WORK INSTRUCTIONS: Search the material for the word "Suscriptores" and copy each line that holds it.

Dataset records on visual material:
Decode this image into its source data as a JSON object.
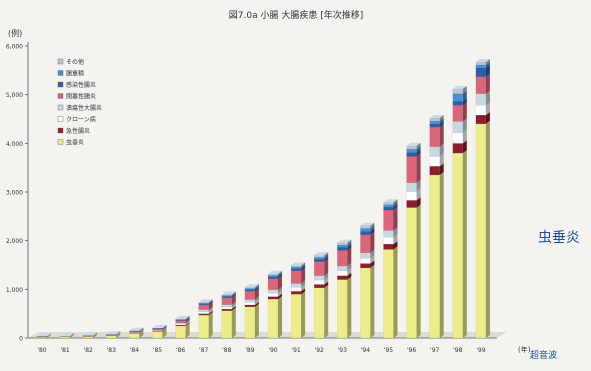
{
  "chart_data": {
    "type": "bar",
    "stacked": true,
    "title": "図7.0a 小腸 大腸疾患 [年次推移]",
    "xlabel": "",
    "ylabel": "(例)",
    "x_unit": "(年)",
    "categories": [
      "'80",
      "'81",
      "'82",
      "'83",
      "'84",
      "'85",
      "'86",
      "'87",
      "'88",
      "'89",
      "'90",
      "'91",
      "'92",
      "'93",
      "'94",
      "'95",
      "'96",
      "'97",
      "'98",
      "'99"
    ],
    "y_ticks": [
      "0",
      "1,000",
      "2,000",
      "3,000",
      "4,000",
      "5,000",
      "6,000"
    ],
    "ylim": [
      0,
      6000
    ],
    "grid": false,
    "legend_position": "top-left",
    "series": [
      {
        "name": "虫垂炎",
        "color": "#ecec8a",
        "values": [
          20,
          25,
          30,
          45,
          90,
          130,
          250,
          470,
          560,
          640,
          800,
          900,
          1030,
          1200,
          1440,
          1820,
          2680,
          3350,
          3800,
          4400
        ]
      },
      {
        "name": "急性腸炎",
        "color": "#8c1e2e",
        "values": [
          3,
          3,
          4,
          5,
          8,
          10,
          18,
          30,
          35,
          40,
          50,
          60,
          70,
          80,
          90,
          110,
          150,
          180,
          200,
          180
        ]
      },
      {
        "name": "クローン病",
        "color": "#ffffff",
        "values": [
          2,
          2,
          3,
          4,
          8,
          10,
          20,
          40,
          45,
          55,
          70,
          80,
          90,
          100,
          110,
          140,
          180,
          200,
          220,
          200
        ]
      },
      {
        "name": "潰瘍性大腸炎",
        "color": "#c8d8e0",
        "values": [
          2,
          2,
          3,
          4,
          8,
          10,
          20,
          40,
          45,
          55,
          70,
          80,
          90,
          100,
          110,
          140,
          180,
          200,
          230,
          240
        ]
      },
      {
        "name": "閉塞性腸炎",
        "color": "#d9667a",
        "values": [
          5,
          6,
          7,
          10,
          20,
          25,
          50,
          100,
          140,
          170,
          230,
          260,
          290,
          320,
          370,
          420,
          540,
          400,
          330,
          350
        ]
      },
      {
        "name": "感染性腸炎",
        "color": "#2b5fa5",
        "values": [
          2,
          2,
          3,
          4,
          8,
          10,
          15,
          25,
          30,
          35,
          40,
          45,
          50,
          60,
          70,
          60,
          80,
          70,
          80,
          180
        ]
      },
      {
        "name": "腸重積",
        "color": "#4a8fd0",
        "values": [
          1,
          1,
          2,
          2,
          5,
          6,
          10,
          15,
          20,
          25,
          30,
          35,
          40,
          50,
          60,
          50,
          70,
          60,
          160,
          60
        ]
      },
      {
        "name": "その他",
        "color": "#b9c6d2",
        "values": [
          1,
          1,
          2,
          2,
          5,
          6,
          10,
          15,
          20,
          25,
          30,
          35,
          40,
          50,
          60,
          50,
          70,
          60,
          100,
          60
        ]
      }
    ],
    "annotations": [
      "虫垂炎",
      "超音波"
    ]
  }
}
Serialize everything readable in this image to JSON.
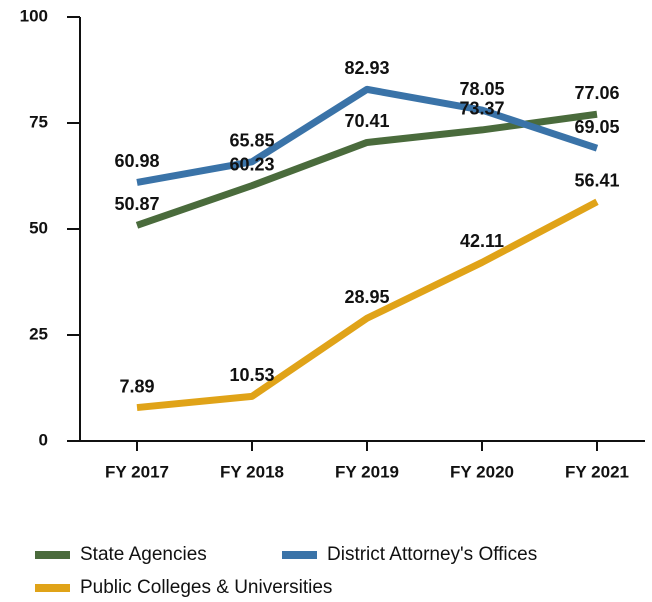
{
  "chart_data": {
    "type": "line",
    "categories": [
      "FY 2017",
      "FY 2018",
      "FY 2019",
      "FY 2020",
      "FY 2021"
    ],
    "series": [
      {
        "name": "State Agencies",
        "color": "#4a6b3c",
        "values": [
          50.87,
          60.23,
          70.41,
          73.37,
          77.06
        ]
      },
      {
        "name": "District Attorney's Offices",
        "color": "#3a73a8",
        "values": [
          60.98,
          65.85,
          82.93,
          78.05,
          69.05
        ]
      },
      {
        "name": "Public Colleges & Universities",
        "color": "#e0a318",
        "values": [
          7.89,
          10.53,
          28.95,
          42.11,
          56.41
        ]
      }
    ],
    "ylim": [
      0,
      100
    ],
    "yticks": [
      0,
      25,
      50,
      75,
      100
    ],
    "grid": false
  }
}
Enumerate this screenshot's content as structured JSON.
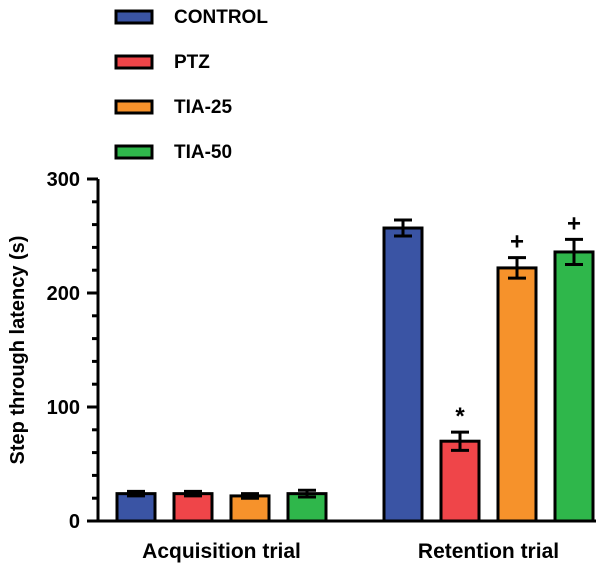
{
  "chart_data": {
    "type": "bar",
    "ylabel": "Step through latency (s)",
    "xlabel": "",
    "ylim": [
      0,
      300
    ],
    "yticks": [
      0,
      100,
      200,
      300
    ],
    "categories": [
      "Acquisition trial",
      "Retention trial"
    ],
    "legend_position": "top-left",
    "series": [
      {
        "name": "CONTROL",
        "color": "#3a54a4",
        "values": [
          24,
          257
        ],
        "errors": [
          2,
          7
        ],
        "annotations": [
          "",
          ""
        ]
      },
      {
        "name": "PTZ",
        "color": "#ef4549",
        "values": [
          24,
          70
        ],
        "errors": [
          2,
          8
        ],
        "annotations": [
          "",
          "*"
        ]
      },
      {
        "name": "TIA-25",
        "color": "#f6922b",
        "values": [
          22,
          222
        ],
        "errors": [
          2,
          9
        ],
        "annotations": [
          "",
          "+"
        ]
      },
      {
        "name": "TIA-50",
        "color": "#2fb74b",
        "values": [
          24,
          236
        ],
        "errors": [
          3,
          11
        ],
        "annotations": [
          "",
          "+"
        ]
      }
    ]
  }
}
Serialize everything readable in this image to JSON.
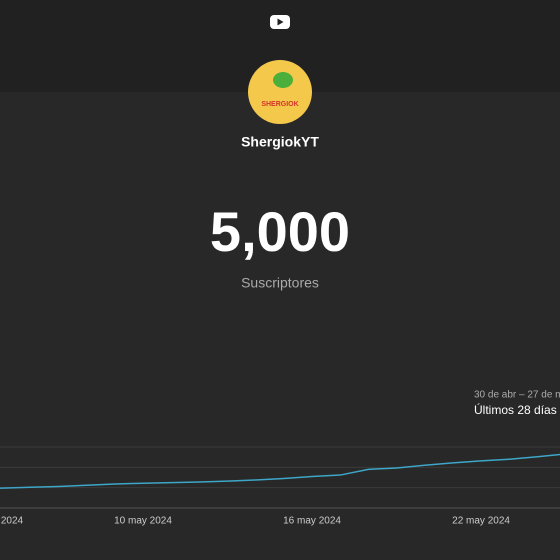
{
  "header": {
    "logo": "YouTube"
  },
  "channel": {
    "avatar_text": "SHERGIOK",
    "name": "ShergiokYT"
  },
  "counter": {
    "value": "5,000",
    "label": "Suscriptores"
  },
  "period": {
    "range": "30 de abr – 27 de m",
    "label": "Últimos 28 días"
  },
  "chart_data": {
    "type": "line",
    "categories": [
      "2024",
      null,
      null,
      null,
      null,
      null,
      "10 may 2024",
      null,
      null,
      null,
      null,
      null,
      "16 may 2024",
      null,
      null,
      null,
      null,
      null,
      "22 may 2024",
      null,
      null,
      null
    ],
    "series": [
      {
        "name": "Suscriptores",
        "color": "#3ea6c8",
        "values": [
          0.95,
          0.98,
          1.02,
          1.06,
          1.12,
          1.18,
          1.22,
          1.25,
          1.28,
          1.32,
          1.38,
          1.45,
          1.55,
          1.62,
          1.9,
          1.97,
          2.1,
          2.22,
          2.32,
          2.4,
          2.52,
          2.66
        ]
      }
    ],
    "ylim": [
      0,
      3
    ],
    "yticks": [
      0,
      1,
      2,
      3
    ],
    "grid": true
  }
}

RESULT:
    "label": "Suscriptores"
        "name": "Suscriptores",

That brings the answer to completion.